BEGIN
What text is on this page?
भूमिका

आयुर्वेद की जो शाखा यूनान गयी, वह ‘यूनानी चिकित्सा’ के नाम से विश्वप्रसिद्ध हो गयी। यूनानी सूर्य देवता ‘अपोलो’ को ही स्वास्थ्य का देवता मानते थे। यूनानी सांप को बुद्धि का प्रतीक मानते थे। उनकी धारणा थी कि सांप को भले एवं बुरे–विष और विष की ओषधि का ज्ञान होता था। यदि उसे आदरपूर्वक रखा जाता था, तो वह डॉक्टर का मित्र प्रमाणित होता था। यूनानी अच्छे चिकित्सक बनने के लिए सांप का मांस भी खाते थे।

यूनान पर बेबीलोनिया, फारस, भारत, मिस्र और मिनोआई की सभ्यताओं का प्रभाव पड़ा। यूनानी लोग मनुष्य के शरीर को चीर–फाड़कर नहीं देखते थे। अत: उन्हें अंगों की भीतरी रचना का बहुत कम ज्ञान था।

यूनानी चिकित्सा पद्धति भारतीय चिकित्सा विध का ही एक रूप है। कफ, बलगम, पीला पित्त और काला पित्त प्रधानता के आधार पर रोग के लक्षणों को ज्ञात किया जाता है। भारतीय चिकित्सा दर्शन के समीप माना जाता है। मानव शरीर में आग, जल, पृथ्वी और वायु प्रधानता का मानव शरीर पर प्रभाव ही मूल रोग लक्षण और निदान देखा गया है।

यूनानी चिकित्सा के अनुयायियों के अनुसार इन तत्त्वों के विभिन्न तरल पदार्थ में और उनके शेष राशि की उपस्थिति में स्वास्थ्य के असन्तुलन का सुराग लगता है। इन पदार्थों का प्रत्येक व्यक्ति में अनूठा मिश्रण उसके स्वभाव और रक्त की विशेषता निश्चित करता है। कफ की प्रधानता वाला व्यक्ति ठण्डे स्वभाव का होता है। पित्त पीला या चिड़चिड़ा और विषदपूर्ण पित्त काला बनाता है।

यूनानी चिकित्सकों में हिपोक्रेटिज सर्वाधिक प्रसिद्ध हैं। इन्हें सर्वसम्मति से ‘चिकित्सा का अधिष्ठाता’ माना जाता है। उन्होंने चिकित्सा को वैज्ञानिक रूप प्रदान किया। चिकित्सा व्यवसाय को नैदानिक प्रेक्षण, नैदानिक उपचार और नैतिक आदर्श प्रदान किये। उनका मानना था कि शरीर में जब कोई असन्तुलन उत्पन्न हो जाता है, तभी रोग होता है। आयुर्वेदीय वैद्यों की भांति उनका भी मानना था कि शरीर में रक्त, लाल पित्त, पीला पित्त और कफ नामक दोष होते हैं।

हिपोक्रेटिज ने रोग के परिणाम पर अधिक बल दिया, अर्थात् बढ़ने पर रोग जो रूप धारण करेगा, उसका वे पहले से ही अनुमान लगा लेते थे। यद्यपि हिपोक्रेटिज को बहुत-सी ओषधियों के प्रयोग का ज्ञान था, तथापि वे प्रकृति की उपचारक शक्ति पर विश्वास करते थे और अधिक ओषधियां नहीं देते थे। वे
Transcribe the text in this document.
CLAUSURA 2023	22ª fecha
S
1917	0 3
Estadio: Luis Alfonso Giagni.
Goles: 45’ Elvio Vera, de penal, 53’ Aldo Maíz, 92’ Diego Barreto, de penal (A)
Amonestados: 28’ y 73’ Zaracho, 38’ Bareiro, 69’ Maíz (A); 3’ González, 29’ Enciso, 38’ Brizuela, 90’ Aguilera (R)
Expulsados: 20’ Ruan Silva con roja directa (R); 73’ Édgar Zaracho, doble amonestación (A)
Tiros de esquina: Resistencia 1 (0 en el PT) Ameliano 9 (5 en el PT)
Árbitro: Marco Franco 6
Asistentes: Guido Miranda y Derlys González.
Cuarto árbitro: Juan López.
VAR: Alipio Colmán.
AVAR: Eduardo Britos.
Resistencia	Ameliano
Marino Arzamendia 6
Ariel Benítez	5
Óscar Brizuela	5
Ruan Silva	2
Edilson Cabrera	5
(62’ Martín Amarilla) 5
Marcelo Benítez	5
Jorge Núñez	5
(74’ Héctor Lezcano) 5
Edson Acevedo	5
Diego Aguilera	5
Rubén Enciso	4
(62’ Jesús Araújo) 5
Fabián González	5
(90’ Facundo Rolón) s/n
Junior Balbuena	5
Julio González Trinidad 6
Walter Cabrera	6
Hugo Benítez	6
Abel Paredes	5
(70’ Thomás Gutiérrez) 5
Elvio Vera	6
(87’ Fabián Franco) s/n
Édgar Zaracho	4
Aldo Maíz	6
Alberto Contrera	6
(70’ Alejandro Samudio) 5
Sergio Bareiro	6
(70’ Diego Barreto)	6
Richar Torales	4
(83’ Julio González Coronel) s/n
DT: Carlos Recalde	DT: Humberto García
END
Give only the count of lines in which the string "Barreto" appears.

2